[STATED PROBLEM] Each entry below must be repeated exactly, with pictures left out.

[MATERIAL SHOWN]
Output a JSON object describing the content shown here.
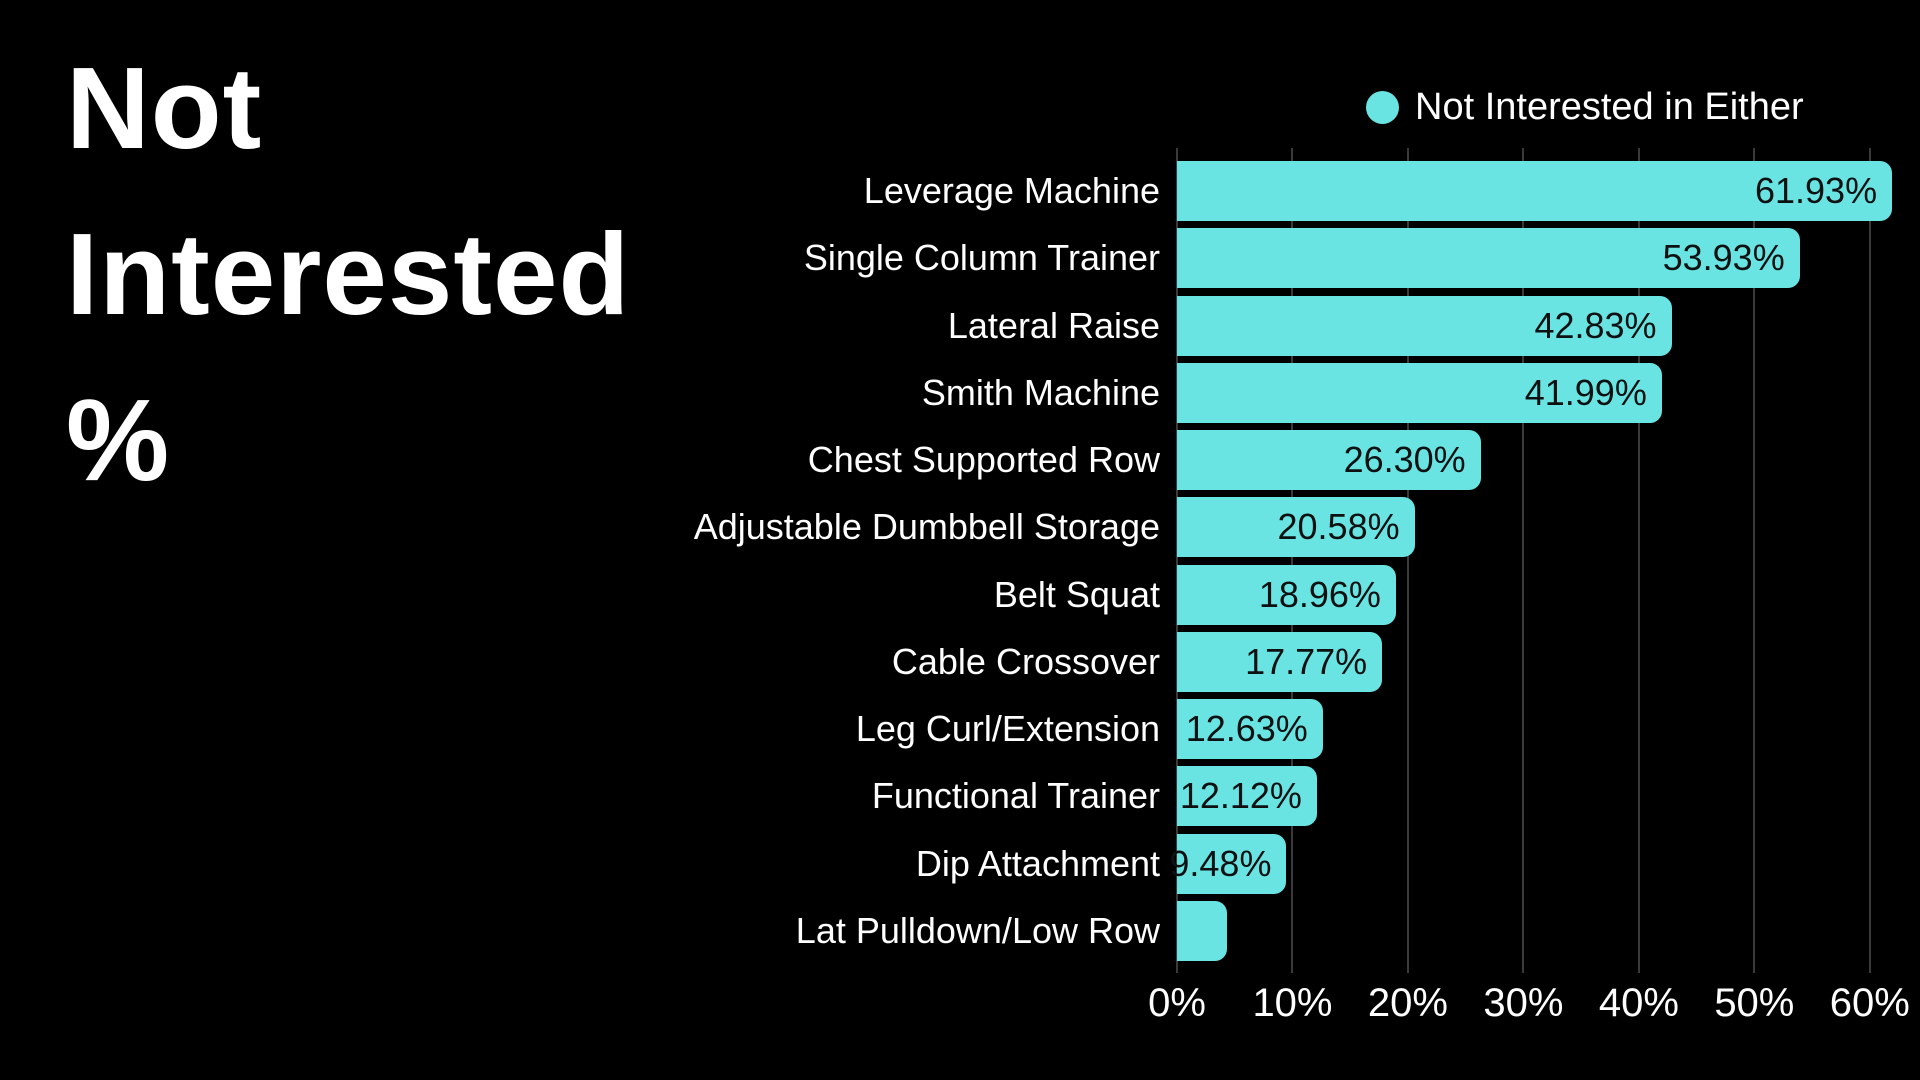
{
  "title": "Not Interested %",
  "legend": {
    "label": "Not Interested in Either",
    "marker_color": "#6ae4e2"
  },
  "colors": {
    "background": "#000000",
    "bar": "#6ae4e2",
    "bar_value_text": "#0e1111",
    "gridline": "#3a3a3a",
    "text": "#ffffff"
  },
  "chart_data": {
    "type": "bar",
    "orientation": "horizontal",
    "title": "Not Interested %",
    "legend_entries": [
      "Not Interested in Either"
    ],
    "legend_position": "top-right",
    "grid": true,
    "xlabel": "",
    "ylabel": "",
    "xlim": [
      0,
      62.9
    ],
    "x_tick_values": [
      0,
      10,
      20,
      30,
      40,
      50,
      60
    ],
    "x_tick_labels": [
      "0%",
      "10%",
      "20%",
      "30%",
      "40%",
      "50%",
      "60%"
    ],
    "categories": [
      "Leverage Machine",
      "Single Column Trainer",
      "Lateral Raise",
      "Smith Machine",
      "Chest Supported Row",
      "Adjustable Dumbbell Storage",
      "Belt Squat",
      "Cable Crossover",
      "Leg Curl/Extension",
      "Functional Trainer",
      "Dip Attachment",
      "Lat Pulldown/Low Row"
    ],
    "values": [
      61.93,
      53.93,
      42.83,
      41.99,
      26.3,
      20.58,
      18.96,
      17.77,
      12.63,
      12.12,
      9.48,
      4.3
    ],
    "value_labels": [
      "61.93%",
      "53.93%",
      "42.83%",
      "41.99%",
      "26.30%",
      "20.58%",
      "18.96%",
      "17.77%",
      "12.63%",
      "12.12%",
      "9.48%",
      ""
    ]
  }
}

[SOLUTION FOR THIS PROBLEM]
Output a JSON object describing the content shown here.
{
  "title": "Not Interested %",
  "legend": {
    "label": "Not Interested in Either",
    "marker_color": "#6ae4e2"
  },
  "colors": {
    "background": "#000000",
    "bar": "#6ae4e2",
    "bar_value_text": "#0e1111",
    "gridline": "#3a3a3a",
    "text": "#ffffff"
  },
  "chart_data": {
    "type": "bar",
    "orientation": "horizontal",
    "title": "Not Interested %",
    "legend_entries": [
      "Not Interested in Either"
    ],
    "legend_position": "top-right",
    "grid": true,
    "xlabel": "",
    "ylabel": "",
    "xlim": [
      0,
      62.9
    ],
    "x_tick_values": [
      0,
      10,
      20,
      30,
      40,
      50,
      60
    ],
    "x_tick_labels": [
      "0%",
      "10%",
      "20%",
      "30%",
      "40%",
      "50%",
      "60%"
    ],
    "categories": [
      "Leverage Machine",
      "Single Column Trainer",
      "Lateral Raise",
      "Smith Machine",
      "Chest Supported Row",
      "Adjustable Dumbbell Storage",
      "Belt Squat",
      "Cable Crossover",
      "Leg Curl/Extension",
      "Functional Trainer",
      "Dip Attachment",
      "Lat Pulldown/Low Row"
    ],
    "values": [
      61.93,
      53.93,
      42.83,
      41.99,
      26.3,
      20.58,
      18.96,
      17.77,
      12.63,
      12.12,
      9.48,
      4.3
    ],
    "value_labels": [
      "61.93%",
      "53.93%",
      "42.83%",
      "41.99%",
      "26.30%",
      "20.58%",
      "18.96%",
      "17.77%",
      "12.63%",
      "12.12%",
      "9.48%",
      ""
    ]
  }
}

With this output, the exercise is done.